**PROBLEM DESCRIPTION:**
Go through the material below and count the lines with the string "DCDCDC"; the number is the whole answer.

BEGIN DATA TO USE

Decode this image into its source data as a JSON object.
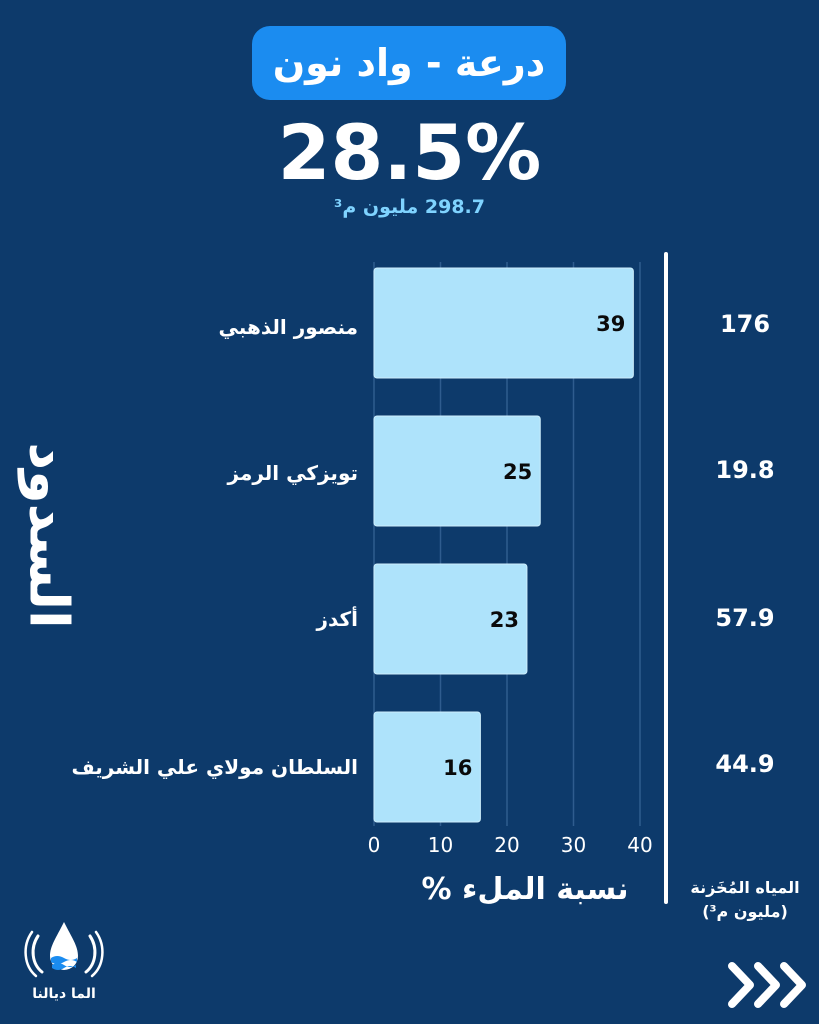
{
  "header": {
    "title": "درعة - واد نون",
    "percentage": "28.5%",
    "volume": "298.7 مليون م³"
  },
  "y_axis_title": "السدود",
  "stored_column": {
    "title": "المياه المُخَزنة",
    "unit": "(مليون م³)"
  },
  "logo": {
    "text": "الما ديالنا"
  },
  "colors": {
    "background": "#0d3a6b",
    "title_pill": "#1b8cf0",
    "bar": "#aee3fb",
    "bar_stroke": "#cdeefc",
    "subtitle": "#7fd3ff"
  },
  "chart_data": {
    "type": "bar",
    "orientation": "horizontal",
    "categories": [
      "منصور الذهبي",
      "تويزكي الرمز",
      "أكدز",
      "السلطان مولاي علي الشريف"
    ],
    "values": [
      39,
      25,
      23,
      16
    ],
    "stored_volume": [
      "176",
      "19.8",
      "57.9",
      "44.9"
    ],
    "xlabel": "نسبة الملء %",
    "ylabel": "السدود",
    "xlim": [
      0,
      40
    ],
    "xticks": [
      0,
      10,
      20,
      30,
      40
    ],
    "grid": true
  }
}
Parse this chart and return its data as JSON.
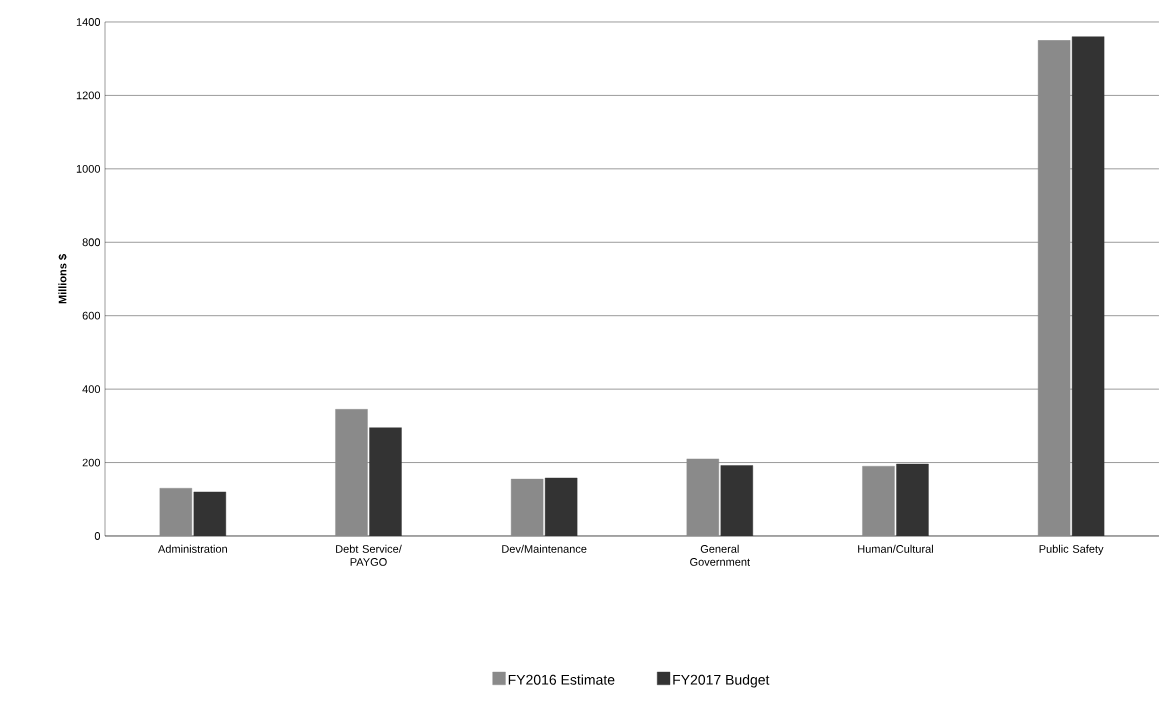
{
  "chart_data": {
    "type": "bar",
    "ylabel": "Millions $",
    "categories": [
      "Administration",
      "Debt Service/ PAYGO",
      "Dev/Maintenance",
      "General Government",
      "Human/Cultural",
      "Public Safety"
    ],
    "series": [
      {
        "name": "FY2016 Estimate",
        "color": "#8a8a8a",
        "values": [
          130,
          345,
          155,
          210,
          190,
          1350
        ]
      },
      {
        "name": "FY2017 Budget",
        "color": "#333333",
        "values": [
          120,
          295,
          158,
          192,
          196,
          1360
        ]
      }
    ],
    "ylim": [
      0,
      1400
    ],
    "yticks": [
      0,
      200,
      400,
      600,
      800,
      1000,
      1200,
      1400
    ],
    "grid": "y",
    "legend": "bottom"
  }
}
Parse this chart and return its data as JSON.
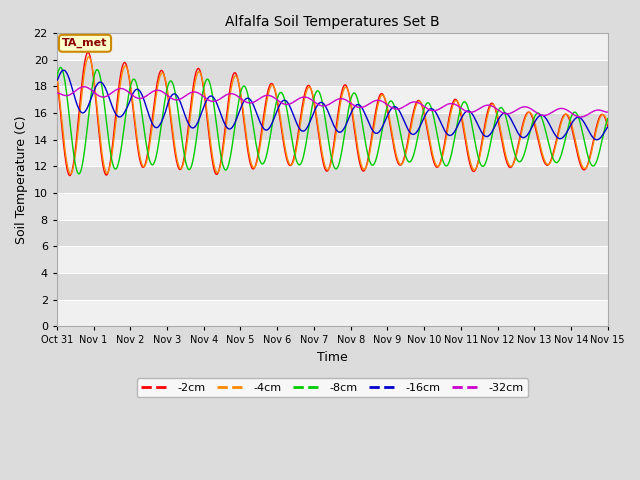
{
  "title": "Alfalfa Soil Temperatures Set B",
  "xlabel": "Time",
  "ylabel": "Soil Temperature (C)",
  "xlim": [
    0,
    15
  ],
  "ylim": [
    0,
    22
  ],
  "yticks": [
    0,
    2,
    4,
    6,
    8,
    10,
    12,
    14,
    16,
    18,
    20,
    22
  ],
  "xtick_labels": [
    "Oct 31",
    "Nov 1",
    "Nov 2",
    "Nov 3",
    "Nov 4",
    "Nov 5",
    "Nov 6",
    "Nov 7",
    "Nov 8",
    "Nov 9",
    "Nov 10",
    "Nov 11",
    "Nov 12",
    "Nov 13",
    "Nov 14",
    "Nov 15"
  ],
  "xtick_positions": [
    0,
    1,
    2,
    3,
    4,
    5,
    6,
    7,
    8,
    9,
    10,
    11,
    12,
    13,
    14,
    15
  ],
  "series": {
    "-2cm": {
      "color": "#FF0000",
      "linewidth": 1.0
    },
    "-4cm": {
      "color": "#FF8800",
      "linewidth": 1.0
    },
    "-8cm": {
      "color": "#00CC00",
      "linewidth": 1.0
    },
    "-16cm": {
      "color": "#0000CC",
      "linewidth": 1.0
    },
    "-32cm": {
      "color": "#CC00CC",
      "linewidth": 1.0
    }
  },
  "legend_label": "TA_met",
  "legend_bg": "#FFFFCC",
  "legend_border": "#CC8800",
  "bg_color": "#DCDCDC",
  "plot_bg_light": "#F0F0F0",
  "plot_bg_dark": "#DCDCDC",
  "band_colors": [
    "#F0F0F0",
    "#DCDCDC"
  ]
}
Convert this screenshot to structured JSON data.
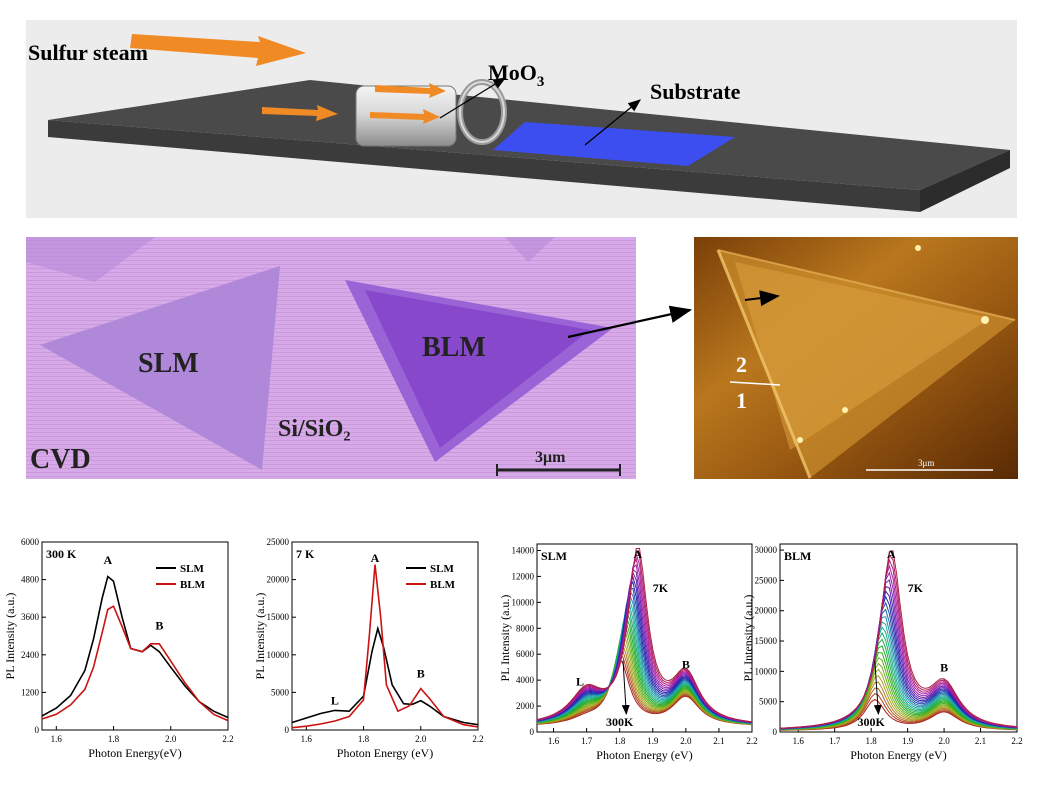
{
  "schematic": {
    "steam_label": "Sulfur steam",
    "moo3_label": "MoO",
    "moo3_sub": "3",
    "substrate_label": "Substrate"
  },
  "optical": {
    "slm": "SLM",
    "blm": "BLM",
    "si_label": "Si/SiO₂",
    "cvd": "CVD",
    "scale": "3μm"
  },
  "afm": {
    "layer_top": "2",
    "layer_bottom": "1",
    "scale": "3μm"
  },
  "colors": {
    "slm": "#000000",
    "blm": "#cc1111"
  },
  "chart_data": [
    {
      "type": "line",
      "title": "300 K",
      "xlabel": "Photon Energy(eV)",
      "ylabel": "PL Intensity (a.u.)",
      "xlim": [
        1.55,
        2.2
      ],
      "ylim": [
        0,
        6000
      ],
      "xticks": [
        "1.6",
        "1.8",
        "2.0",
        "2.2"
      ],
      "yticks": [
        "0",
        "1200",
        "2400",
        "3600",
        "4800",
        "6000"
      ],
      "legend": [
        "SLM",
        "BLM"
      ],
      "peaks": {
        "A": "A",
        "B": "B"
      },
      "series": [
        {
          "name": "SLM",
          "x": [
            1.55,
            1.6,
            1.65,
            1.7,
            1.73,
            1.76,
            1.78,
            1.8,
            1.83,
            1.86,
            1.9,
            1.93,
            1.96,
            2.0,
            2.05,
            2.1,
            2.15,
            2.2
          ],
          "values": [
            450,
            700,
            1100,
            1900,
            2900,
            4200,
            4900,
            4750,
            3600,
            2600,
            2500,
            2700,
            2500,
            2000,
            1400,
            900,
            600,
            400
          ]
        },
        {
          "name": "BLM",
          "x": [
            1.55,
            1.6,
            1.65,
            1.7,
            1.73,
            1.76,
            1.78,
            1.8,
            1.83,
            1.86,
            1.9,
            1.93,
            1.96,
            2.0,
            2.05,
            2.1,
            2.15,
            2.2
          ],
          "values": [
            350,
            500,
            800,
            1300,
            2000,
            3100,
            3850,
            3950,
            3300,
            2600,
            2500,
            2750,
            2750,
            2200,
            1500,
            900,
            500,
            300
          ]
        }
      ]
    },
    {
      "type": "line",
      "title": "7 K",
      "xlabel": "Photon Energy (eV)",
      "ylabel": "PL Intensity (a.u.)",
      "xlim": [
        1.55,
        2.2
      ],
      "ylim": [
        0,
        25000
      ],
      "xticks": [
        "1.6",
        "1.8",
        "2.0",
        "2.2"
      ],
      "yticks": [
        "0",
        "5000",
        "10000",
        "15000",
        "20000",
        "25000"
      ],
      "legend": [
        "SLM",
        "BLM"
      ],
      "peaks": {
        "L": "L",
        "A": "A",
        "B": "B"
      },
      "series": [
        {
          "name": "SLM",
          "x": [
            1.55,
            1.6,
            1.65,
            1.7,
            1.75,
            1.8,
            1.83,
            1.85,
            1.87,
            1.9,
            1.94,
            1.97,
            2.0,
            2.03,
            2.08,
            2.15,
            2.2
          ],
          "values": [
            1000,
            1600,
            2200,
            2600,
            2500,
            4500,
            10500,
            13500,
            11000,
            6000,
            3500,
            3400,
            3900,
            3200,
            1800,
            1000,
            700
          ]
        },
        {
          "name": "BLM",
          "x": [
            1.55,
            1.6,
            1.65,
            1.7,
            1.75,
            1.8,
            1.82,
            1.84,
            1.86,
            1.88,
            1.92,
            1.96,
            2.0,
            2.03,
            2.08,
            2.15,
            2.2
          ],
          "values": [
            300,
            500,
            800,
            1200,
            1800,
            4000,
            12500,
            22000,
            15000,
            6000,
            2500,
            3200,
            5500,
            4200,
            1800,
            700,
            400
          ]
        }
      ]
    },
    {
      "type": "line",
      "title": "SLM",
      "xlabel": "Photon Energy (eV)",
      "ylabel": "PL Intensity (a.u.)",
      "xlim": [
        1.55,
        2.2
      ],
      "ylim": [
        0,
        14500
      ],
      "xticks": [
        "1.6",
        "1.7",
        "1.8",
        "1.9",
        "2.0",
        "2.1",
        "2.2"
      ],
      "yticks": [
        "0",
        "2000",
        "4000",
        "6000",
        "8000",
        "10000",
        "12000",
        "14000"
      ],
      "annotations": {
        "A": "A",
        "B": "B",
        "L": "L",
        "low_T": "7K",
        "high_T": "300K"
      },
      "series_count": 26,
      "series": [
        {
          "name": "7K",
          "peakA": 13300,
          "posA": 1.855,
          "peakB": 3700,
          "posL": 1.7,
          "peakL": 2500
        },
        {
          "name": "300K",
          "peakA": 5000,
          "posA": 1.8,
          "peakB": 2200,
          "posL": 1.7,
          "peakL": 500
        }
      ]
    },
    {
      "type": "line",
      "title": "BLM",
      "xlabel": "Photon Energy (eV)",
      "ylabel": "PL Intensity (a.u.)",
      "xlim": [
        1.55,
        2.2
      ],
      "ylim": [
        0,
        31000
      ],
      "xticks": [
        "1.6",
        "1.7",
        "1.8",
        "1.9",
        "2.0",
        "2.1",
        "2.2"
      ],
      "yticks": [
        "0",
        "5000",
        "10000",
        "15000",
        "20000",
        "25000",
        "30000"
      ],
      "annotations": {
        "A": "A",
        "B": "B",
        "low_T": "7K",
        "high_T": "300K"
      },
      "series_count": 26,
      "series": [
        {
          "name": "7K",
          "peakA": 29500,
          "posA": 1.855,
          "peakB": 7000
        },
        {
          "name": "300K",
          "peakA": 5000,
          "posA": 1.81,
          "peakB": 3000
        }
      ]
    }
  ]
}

END DATA TO USE

**RESPONSE:**
3